[Collected data entries]

____________________

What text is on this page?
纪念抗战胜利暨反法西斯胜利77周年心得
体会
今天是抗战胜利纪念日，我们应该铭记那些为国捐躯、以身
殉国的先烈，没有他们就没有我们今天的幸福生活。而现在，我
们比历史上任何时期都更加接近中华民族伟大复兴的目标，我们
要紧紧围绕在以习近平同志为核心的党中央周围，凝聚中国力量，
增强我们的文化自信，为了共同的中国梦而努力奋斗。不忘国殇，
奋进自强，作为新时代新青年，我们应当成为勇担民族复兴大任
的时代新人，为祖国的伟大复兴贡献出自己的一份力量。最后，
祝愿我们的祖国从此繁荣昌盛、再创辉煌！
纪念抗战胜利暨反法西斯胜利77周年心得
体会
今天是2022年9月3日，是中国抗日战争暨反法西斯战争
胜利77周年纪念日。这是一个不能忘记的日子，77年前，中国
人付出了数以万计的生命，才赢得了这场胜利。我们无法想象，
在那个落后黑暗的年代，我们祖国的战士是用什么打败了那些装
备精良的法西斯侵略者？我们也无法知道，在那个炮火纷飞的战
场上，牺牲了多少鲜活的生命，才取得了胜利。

____________________

## Task directions:
Each entry above is to be printed again exactly.

## Result for this task:
What text is on this page?
纪念抗战胜利暨反法西斯胜利77周年心得
体会
今天是抗战胜利纪念日，我们应该铭记那些为国捐躯、以身
殉国的先烈，没有他们就没有我们今天的幸福生活。而现在，我
们比历史上任何时期都更加接近中华民族伟大复兴的目标，我们
要紧紧围绕在以习近平同志为核心的党中央周围，凝聚中国力量，
增强我们的文化自信，为了共同的中国梦而努力奋斗。不忘国殇，
奋进自强，作为新时代新青年，我们应当成为勇担民族复兴大任
的时代新人，为祖国的伟大复兴贡献出自己的一份力量。最后，
祝愿我们的祖国从此繁荣昌盛、再创辉煌！
纪念抗战胜利暨反法西斯胜利77周年心得
体会
今天是2022年9月3日，是中国抗日战争暨反法西斯战争
胜利77周年纪念日。这是一个不能忘记的日子，77年前，中国
人付出了数以万计的生命，才赢得了这场胜利。我们无法想象，
在那个落后黑暗的年代，我们祖国的战士是用什么打败了那些装
备精良的法西斯侵略者？我们也无法知道，在那个炮火纷飞的战
场上，牺牲了多少鲜活的生命，才取得了胜利。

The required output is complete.